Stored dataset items

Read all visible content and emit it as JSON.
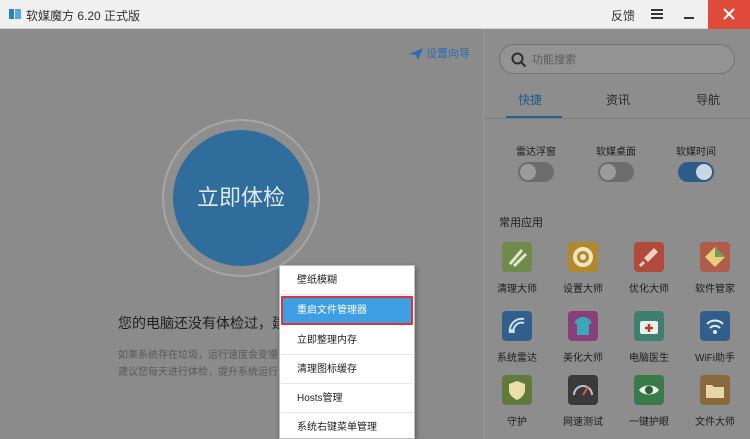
{
  "titlebar": {
    "title": "软媒魔方 6.20 正式版",
    "feedback": "反馈"
  },
  "main": {
    "setup_guide": "设置向导",
    "check_button": "立即体检",
    "notice": "您的电脑还没有体检过，建",
    "hint_line1": "如果系统存在垃圾，运行速度会变慢",
    "hint_line2": "建议您每天进行体检，提升系统运行"
  },
  "side": {
    "search_placeholder": "功能搜索",
    "tabs": [
      "快捷",
      "资讯",
      "导航"
    ],
    "toggles": [
      {
        "label": "雷达浮窗",
        "on": false
      },
      {
        "label": "软媒桌面",
        "on": false
      },
      {
        "label": "软媒时间",
        "on": true
      }
    ],
    "section_title": "常用应用",
    "apps": [
      {
        "label": "清理大师",
        "icon": "broom-icon",
        "color": "#6f8a4a"
      },
      {
        "label": "设置大师",
        "icon": "gear-icon",
        "color": "#b08a2a"
      },
      {
        "label": "优化大师",
        "icon": "rocket-icon",
        "color": "#b04a3a"
      },
      {
        "label": "软件管家",
        "icon": "diamond-icon",
        "color": "#b05c4a"
      },
      {
        "label": "系统雷达",
        "icon": "radar-icon",
        "color": "#2f5f8a"
      },
      {
        "label": "美化大师",
        "icon": "tshirt-icon",
        "color": "#8a3f7a"
      },
      {
        "label": "电脑医生",
        "icon": "medkit-icon",
        "color": "#3f7f6f"
      },
      {
        "label": "WiFi助手",
        "icon": "wifi-icon",
        "color": "#2f5f8a"
      },
      {
        "label": "守护",
        "icon": "shield-icon",
        "color": "#5f7a3a"
      },
      {
        "label": "网速测试",
        "icon": "speedometer-icon",
        "color": "#3a3a3a"
      },
      {
        "label": "一键护眼",
        "icon": "eye-icon",
        "color": "#3a7a4a"
      },
      {
        "label": "文件大师",
        "icon": "folder-icon",
        "color": "#8a6a3a"
      }
    ]
  },
  "context_menu": {
    "items": [
      "壁纸模糊",
      "重启文件管理器",
      "立即整理内存",
      "清理图标缓存",
      "Hosts管理",
      "系统右键菜单管理"
    ],
    "selected_index": 1
  }
}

### WHAT IS BEING ASKED
Identify which lines contain the word "icon" and copy each one.

### FINAL RESULT
        "icon": "broom-icon",
        "icon": "gear-icon",
        "icon": "rocket-icon",
        "icon": "diamond-icon",
        "icon": "radar-icon",
        "icon": "tshirt-icon",
        "icon": "medkit-icon",
        "icon": "wifi-icon",
        "icon": "shield-icon",
        "icon": "speedometer-icon",
        "icon": "eye-icon",
        "icon": "folder-icon",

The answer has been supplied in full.